## Task data:
.....
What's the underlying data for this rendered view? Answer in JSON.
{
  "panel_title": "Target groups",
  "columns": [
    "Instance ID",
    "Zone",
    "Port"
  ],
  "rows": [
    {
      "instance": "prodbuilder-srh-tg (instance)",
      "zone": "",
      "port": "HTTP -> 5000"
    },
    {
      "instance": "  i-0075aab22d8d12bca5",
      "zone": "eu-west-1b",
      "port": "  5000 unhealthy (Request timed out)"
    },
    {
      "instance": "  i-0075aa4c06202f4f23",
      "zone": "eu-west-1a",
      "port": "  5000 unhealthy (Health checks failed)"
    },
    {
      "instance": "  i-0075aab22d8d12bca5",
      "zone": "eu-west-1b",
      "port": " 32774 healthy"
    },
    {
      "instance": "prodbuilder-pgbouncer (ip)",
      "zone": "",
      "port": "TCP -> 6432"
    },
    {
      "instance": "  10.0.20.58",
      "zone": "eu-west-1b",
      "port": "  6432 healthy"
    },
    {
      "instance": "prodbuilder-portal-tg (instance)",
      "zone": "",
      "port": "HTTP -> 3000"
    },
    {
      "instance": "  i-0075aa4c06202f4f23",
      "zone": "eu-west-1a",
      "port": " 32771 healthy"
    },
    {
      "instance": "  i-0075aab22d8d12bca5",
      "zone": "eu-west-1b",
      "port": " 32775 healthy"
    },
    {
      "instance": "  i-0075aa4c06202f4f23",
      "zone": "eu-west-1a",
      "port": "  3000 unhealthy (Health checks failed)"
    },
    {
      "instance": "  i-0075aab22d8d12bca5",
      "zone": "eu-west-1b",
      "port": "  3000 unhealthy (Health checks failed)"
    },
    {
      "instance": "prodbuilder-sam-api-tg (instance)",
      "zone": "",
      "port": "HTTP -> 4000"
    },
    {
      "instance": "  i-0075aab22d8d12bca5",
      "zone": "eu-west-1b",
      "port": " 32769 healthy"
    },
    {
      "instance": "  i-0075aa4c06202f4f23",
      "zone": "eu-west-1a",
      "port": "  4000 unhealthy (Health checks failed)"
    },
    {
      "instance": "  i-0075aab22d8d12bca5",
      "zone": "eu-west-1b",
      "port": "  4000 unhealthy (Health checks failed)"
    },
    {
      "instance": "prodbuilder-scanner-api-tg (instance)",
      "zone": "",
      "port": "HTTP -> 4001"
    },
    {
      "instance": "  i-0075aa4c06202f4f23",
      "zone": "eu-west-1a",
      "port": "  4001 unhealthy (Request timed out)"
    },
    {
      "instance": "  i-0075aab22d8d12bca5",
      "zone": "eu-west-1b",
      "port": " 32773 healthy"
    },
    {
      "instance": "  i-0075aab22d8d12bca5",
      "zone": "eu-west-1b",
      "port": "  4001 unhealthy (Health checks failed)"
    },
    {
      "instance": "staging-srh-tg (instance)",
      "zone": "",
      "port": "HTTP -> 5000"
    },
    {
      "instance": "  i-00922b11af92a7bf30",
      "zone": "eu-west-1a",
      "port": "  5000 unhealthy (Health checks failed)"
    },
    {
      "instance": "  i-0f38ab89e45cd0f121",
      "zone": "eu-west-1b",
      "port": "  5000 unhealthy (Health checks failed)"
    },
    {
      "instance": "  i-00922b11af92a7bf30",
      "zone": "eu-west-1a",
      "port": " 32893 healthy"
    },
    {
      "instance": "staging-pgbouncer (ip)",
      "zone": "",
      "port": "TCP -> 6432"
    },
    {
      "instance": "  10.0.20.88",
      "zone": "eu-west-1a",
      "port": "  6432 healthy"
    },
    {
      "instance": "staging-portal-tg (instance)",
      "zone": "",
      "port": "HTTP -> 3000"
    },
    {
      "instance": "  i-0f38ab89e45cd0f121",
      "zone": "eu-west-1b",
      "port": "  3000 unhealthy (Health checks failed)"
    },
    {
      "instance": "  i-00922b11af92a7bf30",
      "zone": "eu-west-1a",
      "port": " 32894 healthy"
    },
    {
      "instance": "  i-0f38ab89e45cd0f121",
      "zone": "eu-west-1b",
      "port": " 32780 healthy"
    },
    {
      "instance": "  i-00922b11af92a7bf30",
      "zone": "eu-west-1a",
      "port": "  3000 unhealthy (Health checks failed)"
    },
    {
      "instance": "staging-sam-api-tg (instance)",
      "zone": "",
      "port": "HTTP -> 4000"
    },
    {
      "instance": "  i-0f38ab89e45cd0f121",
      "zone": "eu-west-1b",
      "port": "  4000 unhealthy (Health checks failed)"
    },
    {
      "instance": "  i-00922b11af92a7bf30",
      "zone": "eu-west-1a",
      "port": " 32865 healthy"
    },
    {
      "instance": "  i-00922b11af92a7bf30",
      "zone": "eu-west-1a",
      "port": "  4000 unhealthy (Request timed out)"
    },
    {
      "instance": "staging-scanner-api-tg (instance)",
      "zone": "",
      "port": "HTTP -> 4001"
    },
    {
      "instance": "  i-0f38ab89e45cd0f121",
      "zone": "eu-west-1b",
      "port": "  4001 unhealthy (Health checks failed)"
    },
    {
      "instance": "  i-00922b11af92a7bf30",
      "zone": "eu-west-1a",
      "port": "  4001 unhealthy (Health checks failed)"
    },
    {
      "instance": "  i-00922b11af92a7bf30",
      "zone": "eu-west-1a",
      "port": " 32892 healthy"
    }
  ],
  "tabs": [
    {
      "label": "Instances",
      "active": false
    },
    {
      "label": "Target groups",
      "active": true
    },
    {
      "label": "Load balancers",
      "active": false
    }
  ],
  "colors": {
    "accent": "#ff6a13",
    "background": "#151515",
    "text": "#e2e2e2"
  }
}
.....
## What you are asked to do:
Determine how many lines of the listing above hold the word "pgbouncer". Report that number without anything else.

## Expected answer:
2